• Instruction: Print all records exactly, leaving nothing out.

• Given data:

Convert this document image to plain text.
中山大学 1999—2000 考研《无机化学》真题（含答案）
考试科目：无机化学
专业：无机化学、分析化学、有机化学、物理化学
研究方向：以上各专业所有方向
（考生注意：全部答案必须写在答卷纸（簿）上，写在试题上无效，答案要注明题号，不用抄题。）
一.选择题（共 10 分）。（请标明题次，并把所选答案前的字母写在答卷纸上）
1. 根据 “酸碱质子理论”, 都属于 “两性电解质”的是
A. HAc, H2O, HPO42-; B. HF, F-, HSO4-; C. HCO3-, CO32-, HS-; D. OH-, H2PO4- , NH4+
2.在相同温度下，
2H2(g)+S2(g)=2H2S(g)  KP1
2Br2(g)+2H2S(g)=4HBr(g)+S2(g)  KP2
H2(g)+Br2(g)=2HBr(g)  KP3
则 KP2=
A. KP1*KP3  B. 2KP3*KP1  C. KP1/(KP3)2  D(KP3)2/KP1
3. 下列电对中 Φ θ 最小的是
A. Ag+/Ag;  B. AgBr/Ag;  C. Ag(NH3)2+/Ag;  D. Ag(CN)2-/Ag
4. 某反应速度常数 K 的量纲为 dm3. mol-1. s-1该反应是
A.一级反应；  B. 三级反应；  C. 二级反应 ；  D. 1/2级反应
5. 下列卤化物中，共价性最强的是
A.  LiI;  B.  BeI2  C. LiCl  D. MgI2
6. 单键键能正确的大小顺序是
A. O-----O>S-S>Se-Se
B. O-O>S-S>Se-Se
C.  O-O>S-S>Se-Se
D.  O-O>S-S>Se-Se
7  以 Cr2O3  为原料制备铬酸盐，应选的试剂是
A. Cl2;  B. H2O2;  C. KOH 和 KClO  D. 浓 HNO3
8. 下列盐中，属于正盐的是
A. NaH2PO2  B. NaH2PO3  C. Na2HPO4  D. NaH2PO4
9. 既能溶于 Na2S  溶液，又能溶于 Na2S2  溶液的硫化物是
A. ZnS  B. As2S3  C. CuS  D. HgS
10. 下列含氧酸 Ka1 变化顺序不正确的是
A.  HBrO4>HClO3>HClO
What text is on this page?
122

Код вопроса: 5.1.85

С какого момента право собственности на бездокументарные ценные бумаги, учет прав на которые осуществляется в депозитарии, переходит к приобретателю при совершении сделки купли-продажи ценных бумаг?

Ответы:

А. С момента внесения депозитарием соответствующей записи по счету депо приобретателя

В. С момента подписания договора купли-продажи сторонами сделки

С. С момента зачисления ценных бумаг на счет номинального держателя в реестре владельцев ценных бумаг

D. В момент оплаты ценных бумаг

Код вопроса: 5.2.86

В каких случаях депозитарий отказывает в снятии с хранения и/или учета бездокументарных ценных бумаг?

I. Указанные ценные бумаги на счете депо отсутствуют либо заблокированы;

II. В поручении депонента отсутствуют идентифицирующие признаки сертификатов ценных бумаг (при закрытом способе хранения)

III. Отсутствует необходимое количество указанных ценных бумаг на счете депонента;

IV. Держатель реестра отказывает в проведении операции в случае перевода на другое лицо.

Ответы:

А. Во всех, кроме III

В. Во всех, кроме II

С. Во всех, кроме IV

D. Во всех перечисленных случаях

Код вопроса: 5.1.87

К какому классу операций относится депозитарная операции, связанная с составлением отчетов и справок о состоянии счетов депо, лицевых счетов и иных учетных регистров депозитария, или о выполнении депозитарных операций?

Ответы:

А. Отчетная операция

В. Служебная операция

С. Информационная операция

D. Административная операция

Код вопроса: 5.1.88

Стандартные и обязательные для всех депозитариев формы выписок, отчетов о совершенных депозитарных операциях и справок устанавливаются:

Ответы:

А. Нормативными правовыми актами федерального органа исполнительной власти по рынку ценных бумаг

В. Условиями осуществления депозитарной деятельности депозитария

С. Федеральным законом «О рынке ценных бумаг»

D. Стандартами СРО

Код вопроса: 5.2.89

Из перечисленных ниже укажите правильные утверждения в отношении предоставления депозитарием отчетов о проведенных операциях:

• Solution:
Convert this document image to plain text.
中山大学 1999—2000 考研《无机化学》真题（含答案）
考试科目：无机化学
专业：无机化学、分析化学、有机化学、物理化学
研究方向：以上各专业所有方向
（考生注意：全部答案必须写在答卷纸（簿）上，写在试题上无效，答案要注明题号，不用抄题。）
一.选择题（共 10 分）。（请标明题次，并把所选答案前的字母写在答卷纸上）
1. 根据 “酸碱质子理论”, 都属于 “两性电解质”的是
A. HAc, H2O, HPO42-; B. HF, F-, HSO4-; C. HCO3-, CO32-, HS-; D. OH-, H2PO4- , NH4+
2.在相同温度下，
2H2(g)+S2(g)=2H2S(g)  KP1
2Br2(g)+2H2S(g)=4HBr(g)+S2(g)  KP2
H2(g)+Br2(g)=2HBr(g)  KP3
则 KP2=
A. KP1*KP3  B. 2KP3*KP1  C. KP1/(KP3)2  D(KP3)2/KP1
3. 下列电对中 Φ θ 最小的是
A. Ag+/Ag;  B. AgBr/Ag;  C. Ag(NH3)2+/Ag;  D. Ag(CN)2-/Ag
4. 某反应速度常数 K 的量纲为 dm3. mol-1. s-1该反应是
A.一级反应；  B. 三级反应；  C. 二级反应 ；  D. 1/2级反应
5. 下列卤化物中，共价性最强的是
A.  LiI;  B.  BeI2  C. LiCl  D. MgI2
6. 单键键能正确的大小顺序是
A. O-----O>S-S>Se-Se
B. O-O>S-S>Se-Se
C.  O-O>S-S>Se-Se
D.  O-O>S-S>Se-Se
7  以 Cr2O3  为原料制备铬酸盐，应选的试剂是
A. Cl2;  B. H2O2;  C. KOH 和 KClO  D. 浓 HNO3
8. 下列盐中，属于正盐的是
A. NaH2PO2  B. NaH2PO3  C. Na2HPO4  D. NaH2PO4
9. 既能溶于 Na2S  溶液，又能溶于 Na2S2  溶液的硫化物是
A. ZnS  B. As2S3  C. CuS  D. HgS
10. 下列含氧酸 Ka1 变化顺序不正确的是
A.  HBrO4>HClO3>HClO
What text is on this page?
122

Код вопроса: 5.1.85

С какого момента право собственности на бездокументарные ценные бумаги, учет прав на которые осуществляется в депозитарии, переходит к приобретателю при совершении сделки купли-продажи ценных бумаг?

Ответы:

А. С момента внесения депозитарием соответствующей записи по счету депо приобретателя

В. С момента подписания договора купли-продажи сторонами сделки

С. С момента зачисления ценных бумаг на счет номинального держателя в реестре владельцев ценных бумаг

D. В момент оплаты ценных бумаг

Код вопроса: 5.2.86

В каких случаях депозитарий отказывает в снятии с хранения и/или учета бездокументарных ценных бумаг?

I. Указанные ценные бумаги на счете депо отсутствуют либо заблокированы;

II. В поручении депонента отсутствуют идентифицирующие признаки сертификатов ценных бумаг (при закрытом способе хранения)

III. Отсутствует необходимое количество указанных ценных бумаг на счете депонента;

IV. Держатель реестра отказывает в проведении операции в случае перевода на другое лицо.

Ответы:

А. Во всех, кроме III

В. Во всех, кроме II

С. Во всех, кроме IV

D. Во всех перечисленных случаях

Код вопроса: 5.1.87

К какому классу операций относится депозитарная операции, связанная с составлением отчетов и справок о состоянии счетов депо, лицевых счетов и иных учетных регистров депозитария, или о выполнении депозитарных операций?

Ответы:

А. Отчетная операция

В. Служебная операция

С. Информационная операция

D. Административная операция

Код вопроса: 5.1.88

Стандартные и обязательные для всех депозитариев формы выписок, отчетов о совершенных депозитарных операциях и справок устанавливаются:

Ответы:

А. Нормативными правовыми актами федерального органа исполнительной власти по рынку ценных бумаг

В. Условиями осуществления депозитарной деятельности депозитария

С. Федеральным законом «О рынке ценных бумаг»

D. Стандартами СРО

Код вопроса: 5.2.89

Из перечисленных ниже укажите правильные утверждения в отношении предоставления депозитарием отчетов о проведенных операциях:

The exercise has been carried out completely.